>> Start Supplied material
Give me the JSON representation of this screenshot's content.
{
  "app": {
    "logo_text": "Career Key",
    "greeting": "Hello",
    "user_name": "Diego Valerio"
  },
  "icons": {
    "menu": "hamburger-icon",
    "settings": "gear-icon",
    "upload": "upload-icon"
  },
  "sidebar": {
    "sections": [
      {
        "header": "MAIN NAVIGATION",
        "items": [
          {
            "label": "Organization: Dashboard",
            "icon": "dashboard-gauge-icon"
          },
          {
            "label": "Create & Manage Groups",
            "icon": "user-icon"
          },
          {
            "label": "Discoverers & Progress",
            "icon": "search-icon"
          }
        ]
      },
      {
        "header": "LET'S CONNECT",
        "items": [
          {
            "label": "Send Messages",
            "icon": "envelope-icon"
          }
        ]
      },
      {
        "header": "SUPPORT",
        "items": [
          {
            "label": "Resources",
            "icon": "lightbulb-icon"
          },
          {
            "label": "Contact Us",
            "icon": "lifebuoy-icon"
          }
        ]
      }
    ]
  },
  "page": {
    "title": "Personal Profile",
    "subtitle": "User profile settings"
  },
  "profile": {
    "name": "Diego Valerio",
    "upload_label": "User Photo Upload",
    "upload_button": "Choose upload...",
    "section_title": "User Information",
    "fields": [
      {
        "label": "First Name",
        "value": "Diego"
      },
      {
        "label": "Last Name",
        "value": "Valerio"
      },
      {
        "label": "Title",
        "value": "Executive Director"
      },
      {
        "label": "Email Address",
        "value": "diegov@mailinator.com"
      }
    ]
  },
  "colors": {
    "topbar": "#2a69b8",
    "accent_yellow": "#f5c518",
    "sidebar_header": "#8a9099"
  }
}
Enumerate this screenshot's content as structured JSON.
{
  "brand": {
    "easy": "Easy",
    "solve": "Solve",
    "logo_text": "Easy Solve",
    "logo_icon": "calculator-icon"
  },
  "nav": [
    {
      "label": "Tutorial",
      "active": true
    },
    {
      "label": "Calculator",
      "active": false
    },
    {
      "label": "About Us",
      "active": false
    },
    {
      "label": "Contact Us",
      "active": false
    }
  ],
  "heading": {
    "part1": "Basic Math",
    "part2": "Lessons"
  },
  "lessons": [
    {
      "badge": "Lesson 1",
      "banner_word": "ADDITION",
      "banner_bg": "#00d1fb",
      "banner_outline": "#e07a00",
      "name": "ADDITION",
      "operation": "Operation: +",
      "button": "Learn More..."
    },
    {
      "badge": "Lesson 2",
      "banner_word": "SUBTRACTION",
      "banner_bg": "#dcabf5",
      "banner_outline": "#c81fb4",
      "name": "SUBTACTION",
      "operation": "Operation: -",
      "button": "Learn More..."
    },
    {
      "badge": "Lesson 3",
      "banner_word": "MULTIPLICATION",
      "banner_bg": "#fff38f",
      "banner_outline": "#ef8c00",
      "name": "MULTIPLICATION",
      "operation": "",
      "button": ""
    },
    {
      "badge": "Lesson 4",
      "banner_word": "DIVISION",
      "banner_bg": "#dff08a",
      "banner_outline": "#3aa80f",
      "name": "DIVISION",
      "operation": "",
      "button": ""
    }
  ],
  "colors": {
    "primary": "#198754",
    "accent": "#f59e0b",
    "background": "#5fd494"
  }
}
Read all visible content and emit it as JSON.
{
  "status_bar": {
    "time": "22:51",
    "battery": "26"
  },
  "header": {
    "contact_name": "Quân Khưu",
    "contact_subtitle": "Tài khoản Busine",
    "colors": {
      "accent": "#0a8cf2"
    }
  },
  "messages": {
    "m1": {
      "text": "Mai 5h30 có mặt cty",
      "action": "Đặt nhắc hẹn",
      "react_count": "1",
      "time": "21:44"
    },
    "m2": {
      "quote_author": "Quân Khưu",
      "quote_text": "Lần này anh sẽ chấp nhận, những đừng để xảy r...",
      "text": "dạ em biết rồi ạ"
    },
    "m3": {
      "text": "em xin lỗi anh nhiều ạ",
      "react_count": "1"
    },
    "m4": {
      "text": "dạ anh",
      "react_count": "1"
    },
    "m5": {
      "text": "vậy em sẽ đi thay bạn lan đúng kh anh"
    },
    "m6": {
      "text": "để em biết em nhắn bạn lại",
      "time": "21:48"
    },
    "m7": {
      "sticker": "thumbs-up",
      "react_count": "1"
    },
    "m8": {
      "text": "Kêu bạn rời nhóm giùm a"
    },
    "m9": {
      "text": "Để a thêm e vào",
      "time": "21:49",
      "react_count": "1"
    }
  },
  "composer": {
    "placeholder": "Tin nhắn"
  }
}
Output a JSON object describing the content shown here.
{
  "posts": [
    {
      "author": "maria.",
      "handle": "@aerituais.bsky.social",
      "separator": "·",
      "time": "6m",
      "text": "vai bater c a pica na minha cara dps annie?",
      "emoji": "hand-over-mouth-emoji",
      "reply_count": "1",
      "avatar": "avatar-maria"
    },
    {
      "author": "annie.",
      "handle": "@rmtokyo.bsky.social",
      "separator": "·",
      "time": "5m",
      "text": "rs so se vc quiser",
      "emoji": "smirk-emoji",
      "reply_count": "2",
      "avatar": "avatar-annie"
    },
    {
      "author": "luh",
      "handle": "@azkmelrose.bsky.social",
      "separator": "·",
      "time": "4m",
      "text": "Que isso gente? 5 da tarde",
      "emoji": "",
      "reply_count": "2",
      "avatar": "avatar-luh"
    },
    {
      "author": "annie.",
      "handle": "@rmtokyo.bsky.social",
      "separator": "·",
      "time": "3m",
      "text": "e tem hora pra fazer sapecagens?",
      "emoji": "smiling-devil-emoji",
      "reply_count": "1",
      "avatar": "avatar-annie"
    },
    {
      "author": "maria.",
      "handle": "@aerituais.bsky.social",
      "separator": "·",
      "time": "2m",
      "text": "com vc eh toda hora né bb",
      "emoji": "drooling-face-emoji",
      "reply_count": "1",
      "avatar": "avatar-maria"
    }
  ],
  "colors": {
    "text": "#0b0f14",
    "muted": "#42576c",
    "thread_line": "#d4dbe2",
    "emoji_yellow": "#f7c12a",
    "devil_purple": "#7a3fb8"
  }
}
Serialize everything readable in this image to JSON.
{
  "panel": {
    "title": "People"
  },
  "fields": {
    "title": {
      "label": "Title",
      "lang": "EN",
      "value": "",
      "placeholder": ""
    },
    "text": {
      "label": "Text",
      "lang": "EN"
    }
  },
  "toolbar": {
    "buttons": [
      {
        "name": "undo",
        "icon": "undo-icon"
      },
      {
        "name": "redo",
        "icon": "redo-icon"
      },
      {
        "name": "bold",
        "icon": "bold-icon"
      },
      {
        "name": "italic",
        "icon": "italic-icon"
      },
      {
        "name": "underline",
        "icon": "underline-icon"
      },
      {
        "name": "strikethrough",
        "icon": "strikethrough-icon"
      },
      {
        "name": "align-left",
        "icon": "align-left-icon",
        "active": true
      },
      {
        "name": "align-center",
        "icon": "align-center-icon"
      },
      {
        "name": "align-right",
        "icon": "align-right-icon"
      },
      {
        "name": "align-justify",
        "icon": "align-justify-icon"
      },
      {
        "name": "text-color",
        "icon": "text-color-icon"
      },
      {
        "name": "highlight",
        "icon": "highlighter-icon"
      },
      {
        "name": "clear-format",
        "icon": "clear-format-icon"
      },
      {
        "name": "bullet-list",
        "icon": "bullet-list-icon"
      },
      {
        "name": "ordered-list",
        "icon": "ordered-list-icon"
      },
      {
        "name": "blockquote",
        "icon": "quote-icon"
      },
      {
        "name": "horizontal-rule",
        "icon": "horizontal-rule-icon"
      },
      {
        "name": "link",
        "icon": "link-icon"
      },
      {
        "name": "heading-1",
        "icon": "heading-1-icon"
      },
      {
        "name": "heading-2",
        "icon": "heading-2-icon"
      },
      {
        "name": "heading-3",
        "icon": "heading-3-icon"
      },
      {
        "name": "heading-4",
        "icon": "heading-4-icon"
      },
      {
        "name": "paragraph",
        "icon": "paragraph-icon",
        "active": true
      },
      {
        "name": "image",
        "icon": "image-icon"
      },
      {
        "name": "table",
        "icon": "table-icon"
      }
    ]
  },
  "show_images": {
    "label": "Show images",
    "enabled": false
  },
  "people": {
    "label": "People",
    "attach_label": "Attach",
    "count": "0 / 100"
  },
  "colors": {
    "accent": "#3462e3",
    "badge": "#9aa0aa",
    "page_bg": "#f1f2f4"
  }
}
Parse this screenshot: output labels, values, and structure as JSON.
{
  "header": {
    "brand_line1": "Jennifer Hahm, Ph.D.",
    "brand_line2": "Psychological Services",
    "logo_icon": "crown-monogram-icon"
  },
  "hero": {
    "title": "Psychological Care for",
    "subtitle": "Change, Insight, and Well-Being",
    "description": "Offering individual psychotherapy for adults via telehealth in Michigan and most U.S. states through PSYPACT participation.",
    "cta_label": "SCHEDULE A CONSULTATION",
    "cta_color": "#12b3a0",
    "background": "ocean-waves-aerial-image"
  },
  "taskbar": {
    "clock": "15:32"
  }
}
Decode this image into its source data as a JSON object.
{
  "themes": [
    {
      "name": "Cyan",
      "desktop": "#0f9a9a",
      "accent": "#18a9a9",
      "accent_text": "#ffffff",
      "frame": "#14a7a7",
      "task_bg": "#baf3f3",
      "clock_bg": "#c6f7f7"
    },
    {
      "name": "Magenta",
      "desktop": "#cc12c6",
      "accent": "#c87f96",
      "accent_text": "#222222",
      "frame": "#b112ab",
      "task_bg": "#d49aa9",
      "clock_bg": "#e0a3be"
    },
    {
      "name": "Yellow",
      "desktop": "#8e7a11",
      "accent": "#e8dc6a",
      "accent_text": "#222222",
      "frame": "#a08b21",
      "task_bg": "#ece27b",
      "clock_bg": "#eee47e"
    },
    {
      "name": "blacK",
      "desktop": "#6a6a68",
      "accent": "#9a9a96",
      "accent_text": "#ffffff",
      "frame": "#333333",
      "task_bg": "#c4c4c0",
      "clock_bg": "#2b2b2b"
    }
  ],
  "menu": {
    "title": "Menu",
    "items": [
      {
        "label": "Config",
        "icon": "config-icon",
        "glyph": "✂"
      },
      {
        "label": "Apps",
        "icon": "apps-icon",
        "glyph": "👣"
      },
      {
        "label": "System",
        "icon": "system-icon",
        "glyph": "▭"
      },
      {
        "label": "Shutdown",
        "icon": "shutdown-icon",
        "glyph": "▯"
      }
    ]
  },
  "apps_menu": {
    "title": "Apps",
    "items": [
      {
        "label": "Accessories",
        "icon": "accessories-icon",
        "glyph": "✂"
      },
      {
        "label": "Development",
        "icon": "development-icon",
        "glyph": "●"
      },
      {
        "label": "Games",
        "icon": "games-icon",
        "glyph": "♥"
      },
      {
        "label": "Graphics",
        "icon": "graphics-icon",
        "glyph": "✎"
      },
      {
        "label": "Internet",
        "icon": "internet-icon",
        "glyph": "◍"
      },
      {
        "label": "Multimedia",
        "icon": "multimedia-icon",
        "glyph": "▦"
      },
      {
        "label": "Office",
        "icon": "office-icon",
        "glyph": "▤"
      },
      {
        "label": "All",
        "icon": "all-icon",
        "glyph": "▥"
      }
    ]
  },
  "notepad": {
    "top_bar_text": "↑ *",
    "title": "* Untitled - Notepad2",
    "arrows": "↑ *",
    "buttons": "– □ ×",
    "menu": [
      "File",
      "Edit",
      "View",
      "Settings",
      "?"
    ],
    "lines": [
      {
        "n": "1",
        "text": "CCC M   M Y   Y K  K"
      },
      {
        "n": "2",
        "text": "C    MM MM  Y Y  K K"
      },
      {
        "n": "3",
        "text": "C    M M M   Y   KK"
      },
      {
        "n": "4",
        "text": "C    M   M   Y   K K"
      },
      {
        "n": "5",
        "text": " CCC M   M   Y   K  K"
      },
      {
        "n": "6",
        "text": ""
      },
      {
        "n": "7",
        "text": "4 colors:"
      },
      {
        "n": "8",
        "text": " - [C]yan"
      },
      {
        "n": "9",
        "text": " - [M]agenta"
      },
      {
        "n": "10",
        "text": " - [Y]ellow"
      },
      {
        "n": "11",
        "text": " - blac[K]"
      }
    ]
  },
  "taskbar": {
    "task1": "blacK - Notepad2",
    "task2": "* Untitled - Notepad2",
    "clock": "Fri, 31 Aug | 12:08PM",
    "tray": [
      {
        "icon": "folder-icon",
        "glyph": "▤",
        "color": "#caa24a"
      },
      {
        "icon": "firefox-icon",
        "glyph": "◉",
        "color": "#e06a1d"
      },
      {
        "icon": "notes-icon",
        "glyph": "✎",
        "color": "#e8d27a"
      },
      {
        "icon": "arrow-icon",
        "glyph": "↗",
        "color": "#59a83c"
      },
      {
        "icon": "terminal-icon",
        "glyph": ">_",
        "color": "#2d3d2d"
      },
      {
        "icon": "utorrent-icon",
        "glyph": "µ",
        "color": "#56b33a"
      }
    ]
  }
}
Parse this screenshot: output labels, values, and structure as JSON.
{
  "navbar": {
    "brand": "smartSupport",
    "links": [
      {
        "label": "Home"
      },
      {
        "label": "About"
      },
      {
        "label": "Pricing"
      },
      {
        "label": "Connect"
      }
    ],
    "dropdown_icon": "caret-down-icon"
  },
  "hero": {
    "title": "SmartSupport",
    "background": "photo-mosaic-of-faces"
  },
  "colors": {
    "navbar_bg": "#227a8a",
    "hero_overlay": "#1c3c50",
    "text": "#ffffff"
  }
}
>> End Supplied material
Problem to solve: Which lines in the data above contain "list"? Show each one.

Answer to this problem:
        "name": "bullet-list",
        "icon": "bullet-list-icon"
        "name": "ordered-list",
        "icon": "ordered-list-icon"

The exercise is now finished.